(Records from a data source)

------------------------------------------------------------

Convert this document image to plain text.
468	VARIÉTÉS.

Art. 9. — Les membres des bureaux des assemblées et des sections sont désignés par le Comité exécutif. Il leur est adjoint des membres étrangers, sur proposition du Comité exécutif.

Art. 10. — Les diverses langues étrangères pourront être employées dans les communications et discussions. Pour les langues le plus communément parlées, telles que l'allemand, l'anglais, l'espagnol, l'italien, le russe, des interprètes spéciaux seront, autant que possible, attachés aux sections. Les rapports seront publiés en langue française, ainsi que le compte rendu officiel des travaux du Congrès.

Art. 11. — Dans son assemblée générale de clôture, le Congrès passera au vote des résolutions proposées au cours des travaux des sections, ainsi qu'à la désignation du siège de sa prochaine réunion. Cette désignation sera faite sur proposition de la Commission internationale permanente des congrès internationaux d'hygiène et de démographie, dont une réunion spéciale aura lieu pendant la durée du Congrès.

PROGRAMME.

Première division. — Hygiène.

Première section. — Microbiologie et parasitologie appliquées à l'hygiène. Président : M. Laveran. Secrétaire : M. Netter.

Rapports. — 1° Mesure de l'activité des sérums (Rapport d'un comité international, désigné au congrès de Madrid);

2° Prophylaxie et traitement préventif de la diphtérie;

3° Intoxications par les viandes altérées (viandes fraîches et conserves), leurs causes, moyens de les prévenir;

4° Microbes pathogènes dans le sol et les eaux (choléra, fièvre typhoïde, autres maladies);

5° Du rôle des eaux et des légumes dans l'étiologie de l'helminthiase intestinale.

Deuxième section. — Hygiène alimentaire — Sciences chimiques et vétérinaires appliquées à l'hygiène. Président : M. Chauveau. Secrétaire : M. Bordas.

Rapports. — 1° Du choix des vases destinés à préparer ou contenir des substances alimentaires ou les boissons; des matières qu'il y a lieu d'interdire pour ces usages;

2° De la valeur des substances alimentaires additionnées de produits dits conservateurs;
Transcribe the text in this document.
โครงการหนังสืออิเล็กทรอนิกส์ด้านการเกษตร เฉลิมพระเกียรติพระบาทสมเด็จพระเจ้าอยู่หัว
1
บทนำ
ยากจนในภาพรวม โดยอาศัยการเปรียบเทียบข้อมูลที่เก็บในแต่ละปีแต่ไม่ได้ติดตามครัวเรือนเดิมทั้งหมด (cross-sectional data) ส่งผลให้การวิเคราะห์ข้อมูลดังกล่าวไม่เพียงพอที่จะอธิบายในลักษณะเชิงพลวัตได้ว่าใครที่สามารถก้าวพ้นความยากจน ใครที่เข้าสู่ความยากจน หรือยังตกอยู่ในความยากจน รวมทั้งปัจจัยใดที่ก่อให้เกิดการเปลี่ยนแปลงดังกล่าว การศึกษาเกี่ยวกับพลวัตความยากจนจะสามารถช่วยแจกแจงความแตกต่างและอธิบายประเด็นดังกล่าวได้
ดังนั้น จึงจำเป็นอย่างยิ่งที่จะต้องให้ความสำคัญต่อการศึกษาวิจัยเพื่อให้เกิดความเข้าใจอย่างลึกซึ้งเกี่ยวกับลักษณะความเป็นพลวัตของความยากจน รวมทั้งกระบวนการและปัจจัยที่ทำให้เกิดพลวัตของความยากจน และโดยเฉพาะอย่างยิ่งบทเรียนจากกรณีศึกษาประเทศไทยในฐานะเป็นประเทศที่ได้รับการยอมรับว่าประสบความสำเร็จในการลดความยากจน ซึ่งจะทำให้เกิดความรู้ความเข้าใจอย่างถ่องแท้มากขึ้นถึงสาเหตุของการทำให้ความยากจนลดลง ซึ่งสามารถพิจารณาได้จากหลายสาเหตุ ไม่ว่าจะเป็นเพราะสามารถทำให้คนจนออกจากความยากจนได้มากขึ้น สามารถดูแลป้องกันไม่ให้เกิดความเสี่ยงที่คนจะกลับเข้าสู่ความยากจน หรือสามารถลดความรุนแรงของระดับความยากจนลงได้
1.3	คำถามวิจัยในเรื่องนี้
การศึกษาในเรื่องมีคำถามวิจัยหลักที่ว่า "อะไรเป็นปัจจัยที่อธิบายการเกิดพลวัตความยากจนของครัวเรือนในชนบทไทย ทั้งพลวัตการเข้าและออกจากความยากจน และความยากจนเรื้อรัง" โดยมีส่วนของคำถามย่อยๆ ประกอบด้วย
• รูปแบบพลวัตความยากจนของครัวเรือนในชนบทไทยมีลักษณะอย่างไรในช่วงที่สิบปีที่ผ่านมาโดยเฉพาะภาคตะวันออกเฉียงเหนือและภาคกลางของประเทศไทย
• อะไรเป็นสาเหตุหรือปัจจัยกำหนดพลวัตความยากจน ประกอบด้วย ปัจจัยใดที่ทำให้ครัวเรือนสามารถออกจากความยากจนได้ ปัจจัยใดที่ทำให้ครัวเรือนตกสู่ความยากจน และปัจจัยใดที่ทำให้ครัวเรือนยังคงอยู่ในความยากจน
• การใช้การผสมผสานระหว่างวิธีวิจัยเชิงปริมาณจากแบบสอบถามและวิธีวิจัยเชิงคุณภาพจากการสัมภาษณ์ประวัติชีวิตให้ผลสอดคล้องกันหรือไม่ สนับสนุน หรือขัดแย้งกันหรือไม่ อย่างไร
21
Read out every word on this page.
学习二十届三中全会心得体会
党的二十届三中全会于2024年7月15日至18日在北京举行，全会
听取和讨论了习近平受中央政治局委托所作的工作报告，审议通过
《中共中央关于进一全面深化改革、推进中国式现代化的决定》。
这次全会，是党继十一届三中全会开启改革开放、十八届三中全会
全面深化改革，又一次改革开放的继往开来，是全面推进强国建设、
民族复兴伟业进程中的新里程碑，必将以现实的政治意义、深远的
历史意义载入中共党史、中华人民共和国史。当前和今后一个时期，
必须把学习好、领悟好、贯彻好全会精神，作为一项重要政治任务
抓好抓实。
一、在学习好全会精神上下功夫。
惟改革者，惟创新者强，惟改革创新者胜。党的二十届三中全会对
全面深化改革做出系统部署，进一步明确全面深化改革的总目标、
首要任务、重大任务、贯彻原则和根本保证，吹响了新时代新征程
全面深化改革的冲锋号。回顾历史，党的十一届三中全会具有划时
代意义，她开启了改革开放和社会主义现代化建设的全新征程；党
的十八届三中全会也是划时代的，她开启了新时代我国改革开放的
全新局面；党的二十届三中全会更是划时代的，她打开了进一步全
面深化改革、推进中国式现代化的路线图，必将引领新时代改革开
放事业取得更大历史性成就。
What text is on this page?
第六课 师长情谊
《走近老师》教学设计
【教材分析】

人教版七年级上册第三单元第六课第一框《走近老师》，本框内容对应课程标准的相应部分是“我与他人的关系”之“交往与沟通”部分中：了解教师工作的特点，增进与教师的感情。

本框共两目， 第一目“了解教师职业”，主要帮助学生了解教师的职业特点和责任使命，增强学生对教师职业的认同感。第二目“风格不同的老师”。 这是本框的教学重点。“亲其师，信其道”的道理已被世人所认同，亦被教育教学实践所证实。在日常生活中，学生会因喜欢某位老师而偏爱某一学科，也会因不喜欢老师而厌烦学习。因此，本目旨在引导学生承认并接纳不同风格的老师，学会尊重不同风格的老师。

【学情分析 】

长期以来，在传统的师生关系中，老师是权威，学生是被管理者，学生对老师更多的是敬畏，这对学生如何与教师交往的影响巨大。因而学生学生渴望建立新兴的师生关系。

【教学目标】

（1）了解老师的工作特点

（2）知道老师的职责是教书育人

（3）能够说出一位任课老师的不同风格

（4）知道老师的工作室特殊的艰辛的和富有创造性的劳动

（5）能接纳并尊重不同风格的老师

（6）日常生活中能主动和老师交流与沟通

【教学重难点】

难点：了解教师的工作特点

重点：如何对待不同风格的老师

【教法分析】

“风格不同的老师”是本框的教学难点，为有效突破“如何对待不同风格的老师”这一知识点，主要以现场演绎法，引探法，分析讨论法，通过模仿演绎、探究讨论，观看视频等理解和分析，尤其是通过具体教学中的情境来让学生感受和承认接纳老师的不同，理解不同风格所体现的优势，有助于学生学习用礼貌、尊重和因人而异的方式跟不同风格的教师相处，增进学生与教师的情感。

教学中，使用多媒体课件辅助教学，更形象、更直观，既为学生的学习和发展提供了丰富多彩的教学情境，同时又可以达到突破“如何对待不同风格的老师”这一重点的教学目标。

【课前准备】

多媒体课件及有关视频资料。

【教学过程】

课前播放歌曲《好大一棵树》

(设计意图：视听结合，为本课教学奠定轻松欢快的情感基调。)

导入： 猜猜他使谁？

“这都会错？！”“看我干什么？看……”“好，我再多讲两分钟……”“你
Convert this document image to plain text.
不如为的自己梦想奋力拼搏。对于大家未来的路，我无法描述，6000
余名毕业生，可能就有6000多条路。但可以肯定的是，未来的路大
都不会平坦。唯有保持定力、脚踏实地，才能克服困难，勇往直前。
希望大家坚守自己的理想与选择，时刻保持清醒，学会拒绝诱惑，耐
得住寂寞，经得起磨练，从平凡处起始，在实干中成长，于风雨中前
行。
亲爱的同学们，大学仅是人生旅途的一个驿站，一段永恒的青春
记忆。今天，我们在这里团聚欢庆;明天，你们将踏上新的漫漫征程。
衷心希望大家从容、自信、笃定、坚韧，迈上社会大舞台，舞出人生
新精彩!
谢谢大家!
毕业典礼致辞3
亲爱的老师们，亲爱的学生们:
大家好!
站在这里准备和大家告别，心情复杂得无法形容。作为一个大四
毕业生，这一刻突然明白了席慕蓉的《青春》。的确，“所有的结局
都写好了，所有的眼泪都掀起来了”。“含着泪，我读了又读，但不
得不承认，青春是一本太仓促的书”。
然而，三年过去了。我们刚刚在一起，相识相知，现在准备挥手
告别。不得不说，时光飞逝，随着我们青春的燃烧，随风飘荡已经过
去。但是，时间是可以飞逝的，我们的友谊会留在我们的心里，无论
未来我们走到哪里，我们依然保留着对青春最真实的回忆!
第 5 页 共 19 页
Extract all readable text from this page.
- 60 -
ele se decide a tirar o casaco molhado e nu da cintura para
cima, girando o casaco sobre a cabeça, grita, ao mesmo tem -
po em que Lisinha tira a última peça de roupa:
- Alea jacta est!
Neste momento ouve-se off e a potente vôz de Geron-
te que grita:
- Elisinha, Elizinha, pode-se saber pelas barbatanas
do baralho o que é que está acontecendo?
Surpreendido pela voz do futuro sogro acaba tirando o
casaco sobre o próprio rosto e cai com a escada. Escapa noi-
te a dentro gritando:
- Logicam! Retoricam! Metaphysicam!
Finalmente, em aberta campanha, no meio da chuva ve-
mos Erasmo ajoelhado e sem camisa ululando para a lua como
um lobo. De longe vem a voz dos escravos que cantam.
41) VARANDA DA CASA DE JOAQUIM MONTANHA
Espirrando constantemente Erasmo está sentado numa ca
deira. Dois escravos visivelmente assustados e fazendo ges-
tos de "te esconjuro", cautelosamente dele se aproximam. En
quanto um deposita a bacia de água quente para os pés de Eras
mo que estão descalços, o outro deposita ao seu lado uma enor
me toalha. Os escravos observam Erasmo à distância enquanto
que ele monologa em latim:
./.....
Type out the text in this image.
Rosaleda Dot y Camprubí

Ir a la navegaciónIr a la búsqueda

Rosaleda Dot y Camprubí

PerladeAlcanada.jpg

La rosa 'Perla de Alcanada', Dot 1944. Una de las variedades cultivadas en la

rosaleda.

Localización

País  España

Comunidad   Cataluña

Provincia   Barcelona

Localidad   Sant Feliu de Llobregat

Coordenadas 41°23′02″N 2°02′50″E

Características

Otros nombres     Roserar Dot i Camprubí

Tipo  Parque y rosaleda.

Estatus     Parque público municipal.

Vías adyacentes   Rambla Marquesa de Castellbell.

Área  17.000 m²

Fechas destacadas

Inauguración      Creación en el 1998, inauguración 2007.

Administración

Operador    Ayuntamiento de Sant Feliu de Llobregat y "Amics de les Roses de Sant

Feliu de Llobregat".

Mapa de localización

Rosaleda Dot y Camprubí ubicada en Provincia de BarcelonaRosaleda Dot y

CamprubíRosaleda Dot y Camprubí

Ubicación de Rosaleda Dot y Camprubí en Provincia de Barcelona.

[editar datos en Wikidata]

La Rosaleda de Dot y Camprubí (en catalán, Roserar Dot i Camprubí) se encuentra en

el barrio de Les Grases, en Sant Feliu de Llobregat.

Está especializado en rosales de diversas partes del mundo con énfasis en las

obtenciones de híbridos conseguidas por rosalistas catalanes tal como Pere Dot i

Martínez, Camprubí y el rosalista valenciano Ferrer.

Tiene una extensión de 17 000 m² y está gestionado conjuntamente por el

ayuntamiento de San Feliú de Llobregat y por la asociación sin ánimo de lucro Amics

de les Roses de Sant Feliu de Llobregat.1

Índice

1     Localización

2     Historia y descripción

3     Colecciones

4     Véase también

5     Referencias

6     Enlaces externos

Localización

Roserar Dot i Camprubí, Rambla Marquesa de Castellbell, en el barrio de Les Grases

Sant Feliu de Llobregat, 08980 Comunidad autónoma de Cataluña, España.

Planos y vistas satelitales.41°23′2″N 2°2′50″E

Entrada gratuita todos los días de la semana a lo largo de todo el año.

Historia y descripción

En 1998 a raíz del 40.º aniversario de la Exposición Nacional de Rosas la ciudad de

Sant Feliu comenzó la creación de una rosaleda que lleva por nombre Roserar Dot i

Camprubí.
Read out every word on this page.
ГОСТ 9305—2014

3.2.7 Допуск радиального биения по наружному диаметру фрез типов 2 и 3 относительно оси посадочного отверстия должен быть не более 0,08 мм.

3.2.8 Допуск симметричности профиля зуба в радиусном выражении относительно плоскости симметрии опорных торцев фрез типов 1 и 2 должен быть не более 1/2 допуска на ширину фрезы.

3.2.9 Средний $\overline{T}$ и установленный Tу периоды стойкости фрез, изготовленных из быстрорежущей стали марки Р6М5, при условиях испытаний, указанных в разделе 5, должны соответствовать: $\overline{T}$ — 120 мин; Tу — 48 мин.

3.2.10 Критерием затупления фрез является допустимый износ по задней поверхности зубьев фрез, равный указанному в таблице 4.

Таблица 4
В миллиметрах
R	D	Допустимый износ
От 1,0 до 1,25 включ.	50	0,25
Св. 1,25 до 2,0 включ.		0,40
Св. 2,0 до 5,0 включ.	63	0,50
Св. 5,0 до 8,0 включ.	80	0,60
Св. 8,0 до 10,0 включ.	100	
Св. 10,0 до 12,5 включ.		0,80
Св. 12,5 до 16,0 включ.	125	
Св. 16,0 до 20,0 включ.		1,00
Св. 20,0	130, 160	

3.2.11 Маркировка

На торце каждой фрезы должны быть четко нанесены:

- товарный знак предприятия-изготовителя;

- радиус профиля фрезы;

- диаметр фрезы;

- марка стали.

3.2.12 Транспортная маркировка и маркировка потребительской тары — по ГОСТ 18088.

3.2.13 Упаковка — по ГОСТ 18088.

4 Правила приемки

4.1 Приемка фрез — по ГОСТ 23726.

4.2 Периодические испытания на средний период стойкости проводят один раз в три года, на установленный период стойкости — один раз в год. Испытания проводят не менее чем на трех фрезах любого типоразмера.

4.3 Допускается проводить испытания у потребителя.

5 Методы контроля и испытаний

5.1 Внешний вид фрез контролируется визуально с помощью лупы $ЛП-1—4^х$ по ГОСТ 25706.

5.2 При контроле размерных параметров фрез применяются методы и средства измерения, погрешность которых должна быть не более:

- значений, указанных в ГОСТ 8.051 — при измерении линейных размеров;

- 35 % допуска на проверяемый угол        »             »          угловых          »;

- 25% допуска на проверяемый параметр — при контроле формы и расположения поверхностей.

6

------------------------------------------------------------

• Task prompt
Show the lines of the records that contain the word "более".

• Complete output
3.2.7 Допуск радиального биения по наружному диаметру фрез типов 2 и 3 относительно оси посадочного отверстия должен быть не более 0,08 мм.
3.2.8 Допуск симметричности профиля зуба в радиусном выражении относительно плоскости симметрии опорных торцев фрез типов 1 и 2 должен быть не более 1/2 допуска на ширину фрезы.
5.2 При контроле размерных параметров фрез применяются методы и средства измерения, погрешность которых должна быть не более:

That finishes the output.